▸ **Given request**: Write out all of the data without omission, exactly as shown.

**** Data provided ****

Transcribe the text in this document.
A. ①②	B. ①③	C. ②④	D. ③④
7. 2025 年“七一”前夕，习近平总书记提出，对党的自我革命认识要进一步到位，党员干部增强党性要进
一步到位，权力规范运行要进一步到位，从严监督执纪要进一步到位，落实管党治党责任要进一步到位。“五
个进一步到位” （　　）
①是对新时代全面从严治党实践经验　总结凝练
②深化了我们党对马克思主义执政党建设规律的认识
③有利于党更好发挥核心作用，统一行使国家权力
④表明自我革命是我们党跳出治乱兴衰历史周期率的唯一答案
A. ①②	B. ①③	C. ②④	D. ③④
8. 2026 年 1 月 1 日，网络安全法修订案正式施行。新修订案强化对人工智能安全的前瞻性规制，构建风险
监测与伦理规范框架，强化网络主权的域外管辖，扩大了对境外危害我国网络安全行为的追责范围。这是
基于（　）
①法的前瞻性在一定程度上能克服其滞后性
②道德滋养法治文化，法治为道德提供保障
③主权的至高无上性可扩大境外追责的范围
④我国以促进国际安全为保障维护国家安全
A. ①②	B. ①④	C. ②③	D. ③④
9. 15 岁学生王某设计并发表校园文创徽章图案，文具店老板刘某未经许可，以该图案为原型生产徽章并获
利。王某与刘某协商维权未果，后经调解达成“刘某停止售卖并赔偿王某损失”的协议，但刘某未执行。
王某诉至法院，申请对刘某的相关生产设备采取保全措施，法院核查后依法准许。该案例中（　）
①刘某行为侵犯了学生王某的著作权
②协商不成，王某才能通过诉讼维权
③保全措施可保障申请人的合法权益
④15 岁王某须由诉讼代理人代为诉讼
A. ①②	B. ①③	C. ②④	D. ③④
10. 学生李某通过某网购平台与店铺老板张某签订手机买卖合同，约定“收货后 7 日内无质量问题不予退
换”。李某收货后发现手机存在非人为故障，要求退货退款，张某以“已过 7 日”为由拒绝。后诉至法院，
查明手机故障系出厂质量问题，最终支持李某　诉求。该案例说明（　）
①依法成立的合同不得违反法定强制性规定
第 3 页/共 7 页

****

▸ **Written answer**:
Transcribe the text in this document.
A. ①②	B. ①③	C. ②④	D. ③④
7. 2025 年“七一”前夕，习近平总书记提出，对党的自我革命认识要进一步到位，党员干部增强党性要进
一步到位，权力规范运行要进一步到位，从严监督执纪要进一步到位，落实管党治党责任要进一步到位。“五
个进一步到位” （　　）
①是对新时代全面从严治党实践经验　总结凝练
②深化了我们党对马克思主义执政党建设规律的认识
③有利于党更好发挥核心作用，统一行使国家权力
④表明自我革命是我们党跳出治乱兴衰历史周期率的唯一答案
A. ①②	B. ①③	C. ②④	D. ③④
8. 2026 年 1 月 1 日，网络安全法修订案正式施行。新修订案强化对人工智能安全的前瞻性规制，构建风险
监测与伦理规范框架，强化网络主权的域外管辖，扩大了对境外危害我国网络安全行为的追责范围。这是
基于（　）
①法的前瞻性在一定程度上能克服其滞后性
②道德滋养法治文化，法治为道德提供保障
③主权的至高无上性可扩大境外追责的范围
④我国以促进国际安全为保障维护国家安全
A. ①②	B. ①④	C. ②③	D. ③④
9. 15 岁学生王某设计并发表校园文创徽章图案，文具店老板刘某未经许可，以该图案为原型生产徽章并获
利。王某与刘某协商维权未果，后经调解达成“刘某停止售卖并赔偿王某损失”的协议，但刘某未执行。
王某诉至法院，申请对刘某的相关生产设备采取保全措施，法院核查后依法准许。该案例中（　）
①刘某行为侵犯了学生王某的著作权
②协商不成，王某才能通过诉讼维权
③保全措施可保障申请人的合法权益
④15 岁王某须由诉讼代理人代为诉讼
A. ①②	B. ①③	C. ②④	D. ③④
10. 学生李某通过某网购平台与店铺老板张某签订手机买卖合同，约定“收货后 7 日内无质量问题不予退
换”。李某收货后发现手机存在非人为故障，要求退货退款，张某以“已过 7 日”为由拒绝。后诉至法院，
查明手机故障系出厂质量问题，最终支持李某　诉求。该案例说明（　）
①依法成立的合同不得违反法定强制性规定
第 3 页/共 7 页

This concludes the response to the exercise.